AIM: Leaving out every picture, quote the data below exactly as it appears.

Structured figure records:
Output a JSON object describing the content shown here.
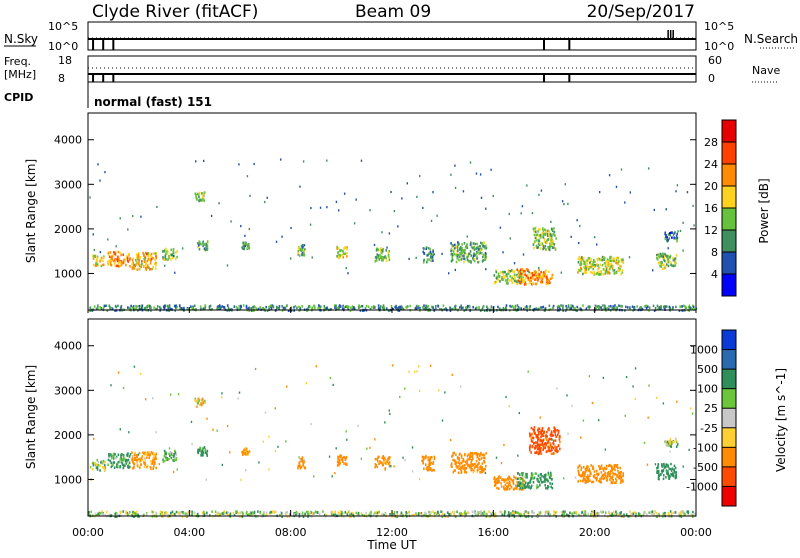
{
  "header": {
    "station": "Clyde River (fitACF)",
    "beam": "Beam 09",
    "date": "20/Sep/2017"
  },
  "top_panels": {
    "nsky_label": "N.Sky",
    "nsearch_label": "N.Search",
    "freq_label": "Freq.",
    "freq_unit": "[MHz]",
    "nave_label": "Nave",
    "cpid_label": "CPID",
    "cpid_value": "normal (fast) 151",
    "noise_ticks_left": [
      "10^5",
      "10^0"
    ],
    "noise_ticks_right": [
      "10^5",
      "10^0"
    ],
    "freq_ticks_left": [
      "18",
      "8"
    ],
    "nave_ticks_right": [
      "60",
      "0"
    ]
  },
  "axes": {
    "xlabel": "Time UT",
    "ylabel": "Slant Range [km]",
    "x_ticks": [
      "00:00",
      "04:00",
      "08:00",
      "12:00",
      "16:00",
      "20:00",
      "00:00"
    ],
    "y_ticks": [
      "1000",
      "2000",
      "3000",
      "4000"
    ]
  },
  "power_scale": {
    "label": "Power [dB]",
    "ticks": [
      "4",
      "8",
      "12",
      "16",
      "20",
      "24",
      "28"
    ],
    "colors": [
      "#0000ff",
      "#2050b0",
      "#3f8f5f",
      "#66c23c",
      "#ffd21f",
      "#ff8c00",
      "#ff4000",
      "#e60000"
    ]
  },
  "velocity_scale": {
    "label": "Velocity [m s^-1]",
    "ticks": [
      "1000",
      "500",
      "100",
      "25",
      "-25",
      "-100",
      "-500",
      "-1000"
    ],
    "colors": [
      "#0a3bd6",
      "#2a6ab0",
      "#2f8f5a",
      "#6cc63b",
      "#c8c8c8",
      "#ffcf33",
      "#ff8c00",
      "#ff4a00",
      "#ee0000"
    ]
  },
  "chart_data": [
    {
      "type": "heatmap",
      "title": "Power",
      "xlabel": "Time UT",
      "ylabel": "Slant Range [km]",
      "xlim": [
        0,
        24
      ],
      "ylim": [
        180,
        4600
      ],
      "colorbar": {
        "label": "Power [dB]",
        "range": [
          0,
          32
        ]
      },
      "patches": [
        {
          "t": 0.4,
          "r": 1300,
          "dt": 0.5,
          "dr": 250,
          "v": 18
        },
        {
          "t": 1.2,
          "r": 1350,
          "dt": 0.9,
          "dr": 330,
          "v": 22
        },
        {
          "t": 2.2,
          "r": 1300,
          "dt": 1.0,
          "dr": 380,
          "v": 20
        },
        {
          "t": 3.2,
          "r": 1450,
          "dt": 0.6,
          "dr": 260,
          "v": 14
        },
        {
          "t": 4.4,
          "r": 2750,
          "dt": 0.4,
          "dr": 200,
          "v": 14
        },
        {
          "t": 4.5,
          "r": 1650,
          "dt": 0.4,
          "dr": 200,
          "v": 12
        },
        {
          "t": 6.2,
          "r": 1650,
          "dt": 0.3,
          "dr": 150,
          "v": 12
        },
        {
          "t": 8.4,
          "r": 1550,
          "dt": 0.3,
          "dr": 250,
          "v": 12
        },
        {
          "t": 10.0,
          "r": 1500,
          "dt": 0.4,
          "dr": 250,
          "v": 16
        },
        {
          "t": 11.6,
          "r": 1450,
          "dt": 0.6,
          "dr": 300,
          "v": 14
        },
        {
          "t": 13.4,
          "r": 1450,
          "dt": 0.4,
          "dr": 350,
          "v": 10
        },
        {
          "t": 15.0,
          "r": 1500,
          "dt": 1.4,
          "dr": 450,
          "v": 12
        },
        {
          "t": 16.6,
          "r": 950,
          "dt": 1.2,
          "dr": 300,
          "v": 14
        },
        {
          "t": 17.6,
          "r": 950,
          "dt": 1.4,
          "dr": 350,
          "v": 22
        },
        {
          "t": 18.0,
          "r": 1800,
          "dt": 0.9,
          "dr": 500,
          "v": 14
        },
        {
          "t": 20.2,
          "r": 1200,
          "dt": 1.8,
          "dr": 400,
          "v": 16
        },
        {
          "t": 22.8,
          "r": 1300,
          "dt": 0.8,
          "dr": 350,
          "v": 14
        },
        {
          "t": 23.0,
          "r": 1850,
          "dt": 0.5,
          "dr": 200,
          "v": 8
        },
        {
          "t": 12.0,
          "r": 250,
          "dt": 24.0,
          "dr": 120,
          "v": 10
        }
      ]
    },
    {
      "type": "heatmap",
      "title": "Velocity",
      "xlabel": "Time UT",
      "ylabel": "Slant Range [km]",
      "xlim": [
        0,
        24
      ],
      "ylim": [
        180,
        4600
      ],
      "colorbar": {
        "label": "Velocity [m s^-1]",
        "range": [
          -1000,
          1000
        ]
      },
      "patches": [
        {
          "t": 0.4,
          "r": 1350,
          "dt": 0.5,
          "dr": 250,
          "v": 50
        },
        {
          "t": 1.2,
          "r": 1450,
          "dt": 0.9,
          "dr": 330,
          "v": 150
        },
        {
          "t": 2.2,
          "r": 1450,
          "dt": 1.0,
          "dr": 380,
          "v": -150
        },
        {
          "t": 3.2,
          "r": 1550,
          "dt": 0.6,
          "dr": 260,
          "v": 120
        },
        {
          "t": 4.4,
          "r": 2750,
          "dt": 0.4,
          "dr": 200,
          "v": -60
        },
        {
          "t": 4.5,
          "r": 1650,
          "dt": 0.4,
          "dr": 200,
          "v": 200
        },
        {
          "t": 6.2,
          "r": 1650,
          "dt": 0.3,
          "dr": 150,
          "v": -150
        },
        {
          "t": 8.4,
          "r": 1400,
          "dt": 0.3,
          "dr": 250,
          "v": -300
        },
        {
          "t": 10.0,
          "r": 1450,
          "dt": 0.4,
          "dr": 250,
          "v": -300
        },
        {
          "t": 11.6,
          "r": 1400,
          "dt": 0.6,
          "dr": 300,
          "v": -200
        },
        {
          "t": 13.4,
          "r": 1400,
          "dt": 0.5,
          "dr": 350,
          "v": -300
        },
        {
          "t": 15.0,
          "r": 1400,
          "dt": 1.4,
          "dr": 450,
          "v": -300
        },
        {
          "t": 16.6,
          "r": 950,
          "dt": 1.2,
          "dr": 300,
          "v": -300
        },
        {
          "t": 17.6,
          "r": 1000,
          "dt": 1.4,
          "dr": 350,
          "v": 150
        },
        {
          "t": 18.0,
          "r": 1900,
          "dt": 1.2,
          "dr": 600,
          "v": -600
        },
        {
          "t": 20.2,
          "r": 1150,
          "dt": 1.8,
          "dr": 400,
          "v": -300
        },
        {
          "t": 22.8,
          "r": 1200,
          "dt": 0.8,
          "dr": 350,
          "v": 300
        },
        {
          "t": 23.0,
          "r": 1850,
          "dt": 0.5,
          "dr": 200,
          "v": 50
        },
        {
          "t": 12.0,
          "r": 250,
          "dt": 24.0,
          "dr": 120,
          "v": 40
        }
      ]
    }
  ]
}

PROBLEM SOLUTION:
Output a JSON object describing the content shown here.
{
  "header": {
    "station": "Clyde River (fitACF)",
    "beam": "Beam 09",
    "date": "20/Sep/2017"
  },
  "top_panels": {
    "nsky_label": "N.Sky",
    "nsearch_label": "N.Search",
    "freq_label": "Freq.",
    "freq_unit": "[MHz]",
    "nave_label": "Nave",
    "cpid_label": "CPID",
    "cpid_value": "normal (fast) 151",
    "noise_ticks_left": [
      "10^5",
      "10^0"
    ],
    "noise_ticks_right": [
      "10^5",
      "10^0"
    ],
    "freq_ticks_left": [
      "18",
      "8"
    ],
    "nave_ticks_right": [
      "60",
      "0"
    ]
  },
  "axes": {
    "xlabel": "Time UT",
    "ylabel": "Slant Range [km]",
    "x_ticks": [
      "00:00",
      "04:00",
      "08:00",
      "12:00",
      "16:00",
      "20:00",
      "00:00"
    ],
    "y_ticks": [
      "1000",
      "2000",
      "3000",
      "4000"
    ]
  },
  "power_scale": {
    "label": "Power [dB]",
    "ticks": [
      "4",
      "8",
      "12",
      "16",
      "20",
      "24",
      "28"
    ],
    "colors": [
      "#0000ff",
      "#2050b0",
      "#3f8f5f",
      "#66c23c",
      "#ffd21f",
      "#ff8c00",
      "#ff4000",
      "#e60000"
    ]
  },
  "velocity_scale": {
    "label": "Velocity [m s^-1]",
    "ticks": [
      "1000",
      "500",
      "100",
      "25",
      "-25",
      "-100",
      "-500",
      "-1000"
    ],
    "colors": [
      "#0a3bd6",
      "#2a6ab0",
      "#2f8f5a",
      "#6cc63b",
      "#c8c8c8",
      "#ffcf33",
      "#ff8c00",
      "#ff4a00",
      "#ee0000"
    ]
  },
  "chart_data": [
    {
      "type": "heatmap",
      "title": "Power",
      "xlabel": "Time UT",
      "ylabel": "Slant Range [km]",
      "xlim": [
        0,
        24
      ],
      "ylim": [
        180,
        4600
      ],
      "colorbar": {
        "label": "Power [dB]",
        "range": [
          0,
          32
        ]
      },
      "patches": [
        {
          "t": 0.4,
          "r": 1300,
          "dt": 0.5,
          "dr": 250,
          "v": 18
        },
        {
          "t": 1.2,
          "r": 1350,
          "dt": 0.9,
          "dr": 330,
          "v": 22
        },
        {
          "t": 2.2,
          "r": 1300,
          "dt": 1.0,
          "dr": 380,
          "v": 20
        },
        {
          "t": 3.2,
          "r": 1450,
          "dt": 0.6,
          "dr": 260,
          "v": 14
        },
        {
          "t": 4.4,
          "r": 2750,
          "dt": 0.4,
          "dr": 200,
          "v": 14
        },
        {
          "t": 4.5,
          "r": 1650,
          "dt": 0.4,
          "dr": 200,
          "v": 12
        },
        {
          "t": 6.2,
          "r": 1650,
          "dt": 0.3,
          "dr": 150,
          "v": 12
        },
        {
          "t": 8.4,
          "r": 1550,
          "dt": 0.3,
          "dr": 250,
          "v": 12
        },
        {
          "t": 10.0,
          "r": 1500,
          "dt": 0.4,
          "dr": 250,
          "v": 16
        },
        {
          "t": 11.6,
          "r": 1450,
          "dt": 0.6,
          "dr": 300,
          "v": 14
        },
        {
          "t": 13.4,
          "r": 1450,
          "dt": 0.4,
          "dr": 350,
          "v": 10
        },
        {
          "t": 15.0,
          "r": 1500,
          "dt": 1.4,
          "dr": 450,
          "v": 12
        },
        {
          "t": 16.6,
          "r": 950,
          "dt": 1.2,
          "dr": 300,
          "v": 14
        },
        {
          "t": 17.6,
          "r": 950,
          "dt": 1.4,
          "dr": 350,
          "v": 22
        },
        {
          "t": 18.0,
          "r": 1800,
          "dt": 0.9,
          "dr": 500,
          "v": 14
        },
        {
          "t": 20.2,
          "r": 1200,
          "dt": 1.8,
          "dr": 400,
          "v": 16
        },
        {
          "t": 22.8,
          "r": 1300,
          "dt": 0.8,
          "dr": 350,
          "v": 14
        },
        {
          "t": 23.0,
          "r": 1850,
          "dt": 0.5,
          "dr": 200,
          "v": 8
        },
        {
          "t": 12.0,
          "r": 250,
          "dt": 24.0,
          "dr": 120,
          "v": 10
        }
      ]
    },
    {
      "type": "heatmap",
      "title": "Velocity",
      "xlabel": "Time UT",
      "ylabel": "Slant Range [km]",
      "xlim": [
        0,
        24
      ],
      "ylim": [
        180,
        4600
      ],
      "colorbar": {
        "label": "Velocity [m s^-1]",
        "range": [
          -1000,
          1000
        ]
      },
      "patches": [
        {
          "t": 0.4,
          "r": 1350,
          "dt": 0.5,
          "dr": 250,
          "v": 50
        },
        {
          "t": 1.2,
          "r": 1450,
          "dt": 0.9,
          "dr": 330,
          "v": 150
        },
        {
          "t": 2.2,
          "r": 1450,
          "dt": 1.0,
          "dr": 380,
          "v": -150
        },
        {
          "t": 3.2,
          "r": 1550,
          "dt": 0.6,
          "dr": 260,
          "v": 120
        },
        {
          "t": 4.4,
          "r": 2750,
          "dt": 0.4,
          "dr": 200,
          "v": -60
        },
        {
          "t": 4.5,
          "r": 1650,
          "dt": 0.4,
          "dr": 200,
          "v": 200
        },
        {
          "t": 6.2,
          "r": 1650,
          "dt": 0.3,
          "dr": 150,
          "v": -150
        },
        {
          "t": 8.4,
          "r": 1400,
          "dt": 0.3,
          "dr": 250,
          "v": -300
        },
        {
          "t": 10.0,
          "r": 1450,
          "dt": 0.4,
          "dr": 250,
          "v": -300
        },
        {
          "t": 11.6,
          "r": 1400,
          "dt": 0.6,
          "dr": 300,
          "v": -200
        },
        {
          "t": 13.4,
          "r": 1400,
          "dt": 0.5,
          "dr": 350,
          "v": -300
        },
        {
          "t": 15.0,
          "r": 1400,
          "dt": 1.4,
          "dr": 450,
          "v": -300
        },
        {
          "t": 16.6,
          "r": 950,
          "dt": 1.2,
          "dr": 300,
          "v": -300
        },
        {
          "t": 17.6,
          "r": 1000,
          "dt": 1.4,
          "dr": 350,
          "v": 150
        },
        {
          "t": 18.0,
          "r": 1900,
          "dt": 1.2,
          "dr": 600,
          "v": -600
        },
        {
          "t": 20.2,
          "r": 1150,
          "dt": 1.8,
          "dr": 400,
          "v": -300
        },
        {
          "t": 22.8,
          "r": 1200,
          "dt": 0.8,
          "dr": 350,
          "v": 300
        },
        {
          "t": 23.0,
          "r": 1850,
          "dt": 0.5,
          "dr": 200,
          "v": 50
        },
        {
          "t": 12.0,
          "r": 250,
          "dt": 24.0,
          "dr": 120,
          "v": 40
        }
      ]
    }
  ]
}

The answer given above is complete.